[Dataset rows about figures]
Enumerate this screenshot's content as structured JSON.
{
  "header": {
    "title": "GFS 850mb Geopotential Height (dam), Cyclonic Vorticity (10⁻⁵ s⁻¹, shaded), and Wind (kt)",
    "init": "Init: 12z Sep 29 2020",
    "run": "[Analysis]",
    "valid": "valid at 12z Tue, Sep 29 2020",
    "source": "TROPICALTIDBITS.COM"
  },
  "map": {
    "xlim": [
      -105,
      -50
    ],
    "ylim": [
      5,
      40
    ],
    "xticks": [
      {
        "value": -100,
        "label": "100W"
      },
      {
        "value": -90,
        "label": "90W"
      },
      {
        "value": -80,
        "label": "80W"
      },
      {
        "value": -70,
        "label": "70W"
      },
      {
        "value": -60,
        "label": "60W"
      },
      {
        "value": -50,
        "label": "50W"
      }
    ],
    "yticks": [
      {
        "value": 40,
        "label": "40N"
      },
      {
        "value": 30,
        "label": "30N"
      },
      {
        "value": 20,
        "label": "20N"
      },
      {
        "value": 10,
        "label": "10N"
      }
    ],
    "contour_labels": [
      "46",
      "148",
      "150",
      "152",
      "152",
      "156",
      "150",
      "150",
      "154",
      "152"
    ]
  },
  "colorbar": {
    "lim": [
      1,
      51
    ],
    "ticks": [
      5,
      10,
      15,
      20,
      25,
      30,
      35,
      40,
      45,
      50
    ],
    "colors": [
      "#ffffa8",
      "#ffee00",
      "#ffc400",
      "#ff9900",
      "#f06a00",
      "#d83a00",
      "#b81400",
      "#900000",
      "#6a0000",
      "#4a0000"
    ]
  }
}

Exercise — Set down all of the entries exactly, please.

Answer to this exercise —
Enumerate this screenshot's content as structured JSON.
{
  "header": {
    "title": "GFS 850mb Geopotential Height (dam), Cyclonic Vorticity (10⁻⁵ s⁻¹, shaded), and Wind (kt)",
    "init": "Init: 12z Sep 29 2020",
    "run": "[Analysis]",
    "valid": "valid at 12z Tue, Sep 29 2020",
    "source": "TROPICALTIDBITS.COM"
  },
  "map": {
    "xlim": [
      -105,
      -50
    ],
    "ylim": [
      5,
      40
    ],
    "xticks": [
      {
        "value": -100,
        "label": "100W"
      },
      {
        "value": -90,
        "label": "90W"
      },
      {
        "value": -80,
        "label": "80W"
      },
      {
        "value": -70,
        "label": "70W"
      },
      {
        "value": -60,
        "label": "60W"
      },
      {
        "value": -50,
        "label": "50W"
      }
    ],
    "yticks": [
      {
        "value": 40,
        "label": "40N"
      },
      {
        "value": 30,
        "label": "30N"
      },
      {
        "value": 20,
        "label": "20N"
      },
      {
        "value": 10,
        "label": "10N"
      }
    ],
    "contour_labels": [
      "46",
      "148",
      "150",
      "152",
      "152",
      "156",
      "150",
      "150",
      "154",
      "152"
    ]
  },
  "colorbar": {
    "lim": [
      1,
      51
    ],
    "ticks": [
      5,
      10,
      15,
      20,
      25,
      30,
      35,
      40,
      45,
      50
    ],
    "colors": [
      "#ffffa8",
      "#ffee00",
      "#ffc400",
      "#ff9900",
      "#f06a00",
      "#d83a00",
      "#b81400",
      "#900000",
      "#6a0000",
      "#4a0000"
    ]
  }
}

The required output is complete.